YOUR ASSIGNMENT — Match the string "intakes" against each line below, and copy every line that matches.
---- SOURCE DATA
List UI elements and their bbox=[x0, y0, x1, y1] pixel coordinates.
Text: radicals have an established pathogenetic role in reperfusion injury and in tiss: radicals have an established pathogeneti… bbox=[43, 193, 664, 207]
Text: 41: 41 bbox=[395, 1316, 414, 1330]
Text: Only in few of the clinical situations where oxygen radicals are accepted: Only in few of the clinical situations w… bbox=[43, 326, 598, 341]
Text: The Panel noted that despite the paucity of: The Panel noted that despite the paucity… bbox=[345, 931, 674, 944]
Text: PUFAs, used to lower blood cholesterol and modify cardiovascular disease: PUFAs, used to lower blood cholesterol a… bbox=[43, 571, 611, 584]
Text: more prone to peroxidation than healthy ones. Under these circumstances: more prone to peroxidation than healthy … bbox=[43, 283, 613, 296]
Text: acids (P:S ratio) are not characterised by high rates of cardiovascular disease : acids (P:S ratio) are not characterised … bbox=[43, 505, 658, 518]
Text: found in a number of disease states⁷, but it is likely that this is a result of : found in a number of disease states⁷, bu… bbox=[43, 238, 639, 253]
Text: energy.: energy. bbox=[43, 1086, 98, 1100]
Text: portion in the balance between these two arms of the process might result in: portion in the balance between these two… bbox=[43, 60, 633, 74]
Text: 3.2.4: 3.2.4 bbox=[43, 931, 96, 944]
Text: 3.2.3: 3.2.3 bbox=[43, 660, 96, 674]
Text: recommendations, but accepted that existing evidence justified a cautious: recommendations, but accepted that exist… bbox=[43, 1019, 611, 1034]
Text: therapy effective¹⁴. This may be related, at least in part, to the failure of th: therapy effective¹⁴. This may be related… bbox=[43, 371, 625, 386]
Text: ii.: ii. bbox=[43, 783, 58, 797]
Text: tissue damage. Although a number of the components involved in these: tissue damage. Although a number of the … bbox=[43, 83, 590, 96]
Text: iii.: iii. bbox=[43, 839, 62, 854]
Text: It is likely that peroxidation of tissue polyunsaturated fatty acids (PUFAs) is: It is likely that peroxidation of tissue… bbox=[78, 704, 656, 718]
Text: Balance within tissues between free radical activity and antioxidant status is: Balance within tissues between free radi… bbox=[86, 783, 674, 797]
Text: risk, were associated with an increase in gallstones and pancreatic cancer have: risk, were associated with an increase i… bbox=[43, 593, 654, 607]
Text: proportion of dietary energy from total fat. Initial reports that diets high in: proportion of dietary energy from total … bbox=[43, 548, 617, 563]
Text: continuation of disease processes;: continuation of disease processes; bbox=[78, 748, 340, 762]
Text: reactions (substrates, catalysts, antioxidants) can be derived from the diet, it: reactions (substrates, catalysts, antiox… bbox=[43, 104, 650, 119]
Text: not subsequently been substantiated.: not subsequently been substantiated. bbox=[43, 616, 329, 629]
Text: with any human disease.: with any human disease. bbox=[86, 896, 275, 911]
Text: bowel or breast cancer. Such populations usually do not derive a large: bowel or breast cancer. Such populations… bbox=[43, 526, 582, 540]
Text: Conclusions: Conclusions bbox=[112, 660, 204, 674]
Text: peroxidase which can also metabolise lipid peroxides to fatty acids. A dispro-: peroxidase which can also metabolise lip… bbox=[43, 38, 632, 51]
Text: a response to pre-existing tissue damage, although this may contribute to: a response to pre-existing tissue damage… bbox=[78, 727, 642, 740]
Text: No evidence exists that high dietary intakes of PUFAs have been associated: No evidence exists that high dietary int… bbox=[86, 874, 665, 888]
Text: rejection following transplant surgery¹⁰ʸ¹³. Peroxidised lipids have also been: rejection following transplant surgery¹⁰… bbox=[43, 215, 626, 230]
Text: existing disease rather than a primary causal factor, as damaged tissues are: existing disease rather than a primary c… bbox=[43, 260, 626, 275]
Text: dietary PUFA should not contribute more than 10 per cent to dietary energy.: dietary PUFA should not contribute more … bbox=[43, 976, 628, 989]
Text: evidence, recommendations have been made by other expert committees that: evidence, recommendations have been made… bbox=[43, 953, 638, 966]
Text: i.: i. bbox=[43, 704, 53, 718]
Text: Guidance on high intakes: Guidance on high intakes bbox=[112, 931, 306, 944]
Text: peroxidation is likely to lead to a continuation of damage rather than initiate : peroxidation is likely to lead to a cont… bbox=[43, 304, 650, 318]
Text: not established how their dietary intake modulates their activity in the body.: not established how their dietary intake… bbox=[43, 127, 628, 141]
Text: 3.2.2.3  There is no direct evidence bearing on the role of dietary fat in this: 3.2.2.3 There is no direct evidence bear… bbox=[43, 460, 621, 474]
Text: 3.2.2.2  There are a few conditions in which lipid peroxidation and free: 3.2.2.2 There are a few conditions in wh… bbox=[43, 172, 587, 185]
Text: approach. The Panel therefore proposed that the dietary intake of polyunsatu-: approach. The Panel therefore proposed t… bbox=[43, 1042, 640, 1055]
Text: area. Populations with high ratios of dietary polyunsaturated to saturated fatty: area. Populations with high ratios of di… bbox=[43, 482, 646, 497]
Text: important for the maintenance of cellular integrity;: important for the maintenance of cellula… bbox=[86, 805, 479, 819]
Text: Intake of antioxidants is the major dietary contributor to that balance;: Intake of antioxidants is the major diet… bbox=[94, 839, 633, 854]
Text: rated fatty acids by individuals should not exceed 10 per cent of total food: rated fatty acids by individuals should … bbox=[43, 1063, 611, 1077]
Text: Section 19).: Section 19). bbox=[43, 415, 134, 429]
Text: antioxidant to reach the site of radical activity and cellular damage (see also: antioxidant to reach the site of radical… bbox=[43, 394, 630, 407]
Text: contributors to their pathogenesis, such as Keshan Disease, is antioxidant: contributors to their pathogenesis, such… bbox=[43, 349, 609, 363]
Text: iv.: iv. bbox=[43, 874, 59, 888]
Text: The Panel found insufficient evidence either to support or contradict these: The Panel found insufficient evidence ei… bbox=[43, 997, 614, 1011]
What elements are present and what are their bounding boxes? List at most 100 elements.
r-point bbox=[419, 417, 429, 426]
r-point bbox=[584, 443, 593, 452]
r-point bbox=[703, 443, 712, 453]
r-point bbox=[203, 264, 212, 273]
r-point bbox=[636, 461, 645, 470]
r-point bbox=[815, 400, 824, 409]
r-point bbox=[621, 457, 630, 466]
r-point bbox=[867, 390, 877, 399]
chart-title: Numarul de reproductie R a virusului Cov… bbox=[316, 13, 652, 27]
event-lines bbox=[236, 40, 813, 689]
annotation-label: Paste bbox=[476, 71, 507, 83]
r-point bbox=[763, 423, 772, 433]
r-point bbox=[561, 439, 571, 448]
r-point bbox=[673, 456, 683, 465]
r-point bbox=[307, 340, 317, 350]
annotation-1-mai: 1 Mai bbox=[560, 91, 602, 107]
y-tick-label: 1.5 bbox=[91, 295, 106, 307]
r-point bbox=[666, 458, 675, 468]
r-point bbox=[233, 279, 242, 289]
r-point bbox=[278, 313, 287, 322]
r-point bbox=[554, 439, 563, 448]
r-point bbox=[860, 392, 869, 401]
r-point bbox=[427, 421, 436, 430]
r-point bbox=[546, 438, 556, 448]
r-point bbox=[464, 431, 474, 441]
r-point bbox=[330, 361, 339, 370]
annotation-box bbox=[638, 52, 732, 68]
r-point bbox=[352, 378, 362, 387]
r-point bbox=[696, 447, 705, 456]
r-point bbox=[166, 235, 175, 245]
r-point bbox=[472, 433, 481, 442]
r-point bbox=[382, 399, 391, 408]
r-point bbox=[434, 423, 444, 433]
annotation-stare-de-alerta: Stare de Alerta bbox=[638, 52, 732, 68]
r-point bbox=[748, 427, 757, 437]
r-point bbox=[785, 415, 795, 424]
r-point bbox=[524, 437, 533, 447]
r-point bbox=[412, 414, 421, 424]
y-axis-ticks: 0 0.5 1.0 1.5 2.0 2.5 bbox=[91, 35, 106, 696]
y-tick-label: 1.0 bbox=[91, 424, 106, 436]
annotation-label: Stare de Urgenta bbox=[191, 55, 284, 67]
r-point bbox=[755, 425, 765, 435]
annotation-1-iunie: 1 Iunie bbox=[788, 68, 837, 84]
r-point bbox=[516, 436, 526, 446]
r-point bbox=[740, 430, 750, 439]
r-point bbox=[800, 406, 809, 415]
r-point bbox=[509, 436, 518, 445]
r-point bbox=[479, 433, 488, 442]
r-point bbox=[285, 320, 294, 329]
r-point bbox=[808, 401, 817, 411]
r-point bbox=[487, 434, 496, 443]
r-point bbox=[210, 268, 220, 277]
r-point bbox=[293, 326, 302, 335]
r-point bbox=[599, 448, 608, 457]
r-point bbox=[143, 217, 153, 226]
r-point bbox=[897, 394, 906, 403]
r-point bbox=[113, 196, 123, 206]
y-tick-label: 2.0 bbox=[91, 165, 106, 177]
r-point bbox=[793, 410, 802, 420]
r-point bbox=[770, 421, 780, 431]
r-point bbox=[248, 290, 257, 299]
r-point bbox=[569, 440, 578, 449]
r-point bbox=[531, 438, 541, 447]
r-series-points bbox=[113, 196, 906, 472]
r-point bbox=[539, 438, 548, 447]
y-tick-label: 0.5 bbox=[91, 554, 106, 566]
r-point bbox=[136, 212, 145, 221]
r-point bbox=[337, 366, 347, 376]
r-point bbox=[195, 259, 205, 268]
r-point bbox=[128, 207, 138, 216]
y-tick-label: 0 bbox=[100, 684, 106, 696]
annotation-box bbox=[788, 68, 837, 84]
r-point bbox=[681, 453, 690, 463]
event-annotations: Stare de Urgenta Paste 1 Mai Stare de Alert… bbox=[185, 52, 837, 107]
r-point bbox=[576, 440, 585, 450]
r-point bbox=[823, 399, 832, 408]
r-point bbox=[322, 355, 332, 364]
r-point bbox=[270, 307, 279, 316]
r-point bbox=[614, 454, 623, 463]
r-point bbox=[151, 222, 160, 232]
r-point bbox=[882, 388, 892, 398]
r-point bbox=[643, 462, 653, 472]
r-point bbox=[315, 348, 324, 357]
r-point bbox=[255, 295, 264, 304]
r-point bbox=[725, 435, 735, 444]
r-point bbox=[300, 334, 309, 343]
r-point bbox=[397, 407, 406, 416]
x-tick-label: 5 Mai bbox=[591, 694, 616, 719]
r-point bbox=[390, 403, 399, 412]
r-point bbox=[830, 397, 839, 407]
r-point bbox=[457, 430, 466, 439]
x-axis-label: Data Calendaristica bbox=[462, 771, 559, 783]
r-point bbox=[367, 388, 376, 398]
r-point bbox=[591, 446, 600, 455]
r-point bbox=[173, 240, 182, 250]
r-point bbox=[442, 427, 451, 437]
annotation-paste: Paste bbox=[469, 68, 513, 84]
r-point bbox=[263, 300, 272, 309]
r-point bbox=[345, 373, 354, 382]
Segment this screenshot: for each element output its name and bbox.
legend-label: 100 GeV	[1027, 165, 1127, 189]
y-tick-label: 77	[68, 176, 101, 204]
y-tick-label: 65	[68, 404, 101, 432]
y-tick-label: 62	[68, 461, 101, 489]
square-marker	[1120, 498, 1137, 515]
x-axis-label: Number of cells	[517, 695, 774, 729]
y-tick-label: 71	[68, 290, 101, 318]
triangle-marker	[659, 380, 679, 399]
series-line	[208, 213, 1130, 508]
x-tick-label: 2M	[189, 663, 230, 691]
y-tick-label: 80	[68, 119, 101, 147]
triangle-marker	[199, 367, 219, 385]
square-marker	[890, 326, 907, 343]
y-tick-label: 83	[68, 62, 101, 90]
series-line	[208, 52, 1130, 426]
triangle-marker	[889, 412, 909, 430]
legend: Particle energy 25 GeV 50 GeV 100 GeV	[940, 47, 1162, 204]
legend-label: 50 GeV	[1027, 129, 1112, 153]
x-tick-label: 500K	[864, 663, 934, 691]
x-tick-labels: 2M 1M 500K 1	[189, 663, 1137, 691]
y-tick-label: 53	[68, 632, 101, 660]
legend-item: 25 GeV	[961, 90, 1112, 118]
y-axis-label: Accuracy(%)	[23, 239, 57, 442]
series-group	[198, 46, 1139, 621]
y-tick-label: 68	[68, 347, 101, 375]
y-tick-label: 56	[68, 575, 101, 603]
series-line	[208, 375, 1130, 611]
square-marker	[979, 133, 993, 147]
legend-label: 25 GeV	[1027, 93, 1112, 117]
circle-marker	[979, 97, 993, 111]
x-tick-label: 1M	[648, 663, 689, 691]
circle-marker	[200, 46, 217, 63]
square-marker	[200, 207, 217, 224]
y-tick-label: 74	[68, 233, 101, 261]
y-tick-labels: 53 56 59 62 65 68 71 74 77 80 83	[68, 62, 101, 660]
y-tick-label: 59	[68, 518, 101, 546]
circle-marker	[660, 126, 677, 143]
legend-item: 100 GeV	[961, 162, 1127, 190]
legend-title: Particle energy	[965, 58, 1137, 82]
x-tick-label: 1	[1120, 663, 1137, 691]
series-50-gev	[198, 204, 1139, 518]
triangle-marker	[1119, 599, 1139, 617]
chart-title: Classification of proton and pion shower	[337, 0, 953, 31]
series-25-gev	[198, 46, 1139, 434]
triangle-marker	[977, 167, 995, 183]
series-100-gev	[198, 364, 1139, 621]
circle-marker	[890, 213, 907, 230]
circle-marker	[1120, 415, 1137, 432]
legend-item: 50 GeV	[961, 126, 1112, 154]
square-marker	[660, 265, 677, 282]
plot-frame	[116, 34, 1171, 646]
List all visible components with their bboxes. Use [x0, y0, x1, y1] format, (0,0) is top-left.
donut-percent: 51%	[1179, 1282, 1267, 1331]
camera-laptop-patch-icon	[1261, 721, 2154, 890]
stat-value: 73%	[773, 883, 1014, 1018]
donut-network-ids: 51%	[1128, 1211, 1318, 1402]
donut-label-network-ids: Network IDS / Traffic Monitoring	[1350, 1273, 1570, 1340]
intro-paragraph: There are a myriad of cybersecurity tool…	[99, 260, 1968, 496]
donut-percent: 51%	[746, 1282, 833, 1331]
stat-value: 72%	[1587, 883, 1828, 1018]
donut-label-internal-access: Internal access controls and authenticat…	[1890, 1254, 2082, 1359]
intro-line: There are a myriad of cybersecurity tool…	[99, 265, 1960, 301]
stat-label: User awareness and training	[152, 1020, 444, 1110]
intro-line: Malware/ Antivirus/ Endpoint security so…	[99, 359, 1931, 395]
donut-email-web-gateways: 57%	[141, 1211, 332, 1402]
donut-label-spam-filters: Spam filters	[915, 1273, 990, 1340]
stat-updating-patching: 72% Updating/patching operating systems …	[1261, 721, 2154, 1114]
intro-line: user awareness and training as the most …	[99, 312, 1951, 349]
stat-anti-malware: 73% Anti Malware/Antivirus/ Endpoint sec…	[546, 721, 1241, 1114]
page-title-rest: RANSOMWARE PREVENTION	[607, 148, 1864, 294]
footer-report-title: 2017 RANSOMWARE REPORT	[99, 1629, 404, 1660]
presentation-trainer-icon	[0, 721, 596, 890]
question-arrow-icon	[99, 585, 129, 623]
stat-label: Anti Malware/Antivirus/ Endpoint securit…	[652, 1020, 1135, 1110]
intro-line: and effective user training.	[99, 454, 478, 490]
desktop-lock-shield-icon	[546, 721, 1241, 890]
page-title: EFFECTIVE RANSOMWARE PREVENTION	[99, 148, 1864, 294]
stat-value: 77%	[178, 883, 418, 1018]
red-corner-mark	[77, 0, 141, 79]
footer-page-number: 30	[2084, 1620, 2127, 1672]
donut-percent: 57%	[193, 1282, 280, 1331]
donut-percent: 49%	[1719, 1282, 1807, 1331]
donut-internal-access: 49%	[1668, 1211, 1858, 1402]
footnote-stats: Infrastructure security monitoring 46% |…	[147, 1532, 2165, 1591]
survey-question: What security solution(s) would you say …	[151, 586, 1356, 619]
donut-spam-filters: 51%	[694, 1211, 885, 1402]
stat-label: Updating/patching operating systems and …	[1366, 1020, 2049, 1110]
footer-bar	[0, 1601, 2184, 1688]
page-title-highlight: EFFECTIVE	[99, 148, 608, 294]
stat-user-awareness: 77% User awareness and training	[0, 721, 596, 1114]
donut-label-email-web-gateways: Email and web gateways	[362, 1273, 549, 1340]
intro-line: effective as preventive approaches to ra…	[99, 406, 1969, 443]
--------
EXPECTED ANSWER —
Text: No evidence exists that high dietary intakes of PUFAs have been associated: No evidence exists that high dietary int… bbox=[86, 874, 665, 888]
Text: Guidance on high intakes: Guidance on high intakes bbox=[112, 931, 306, 944]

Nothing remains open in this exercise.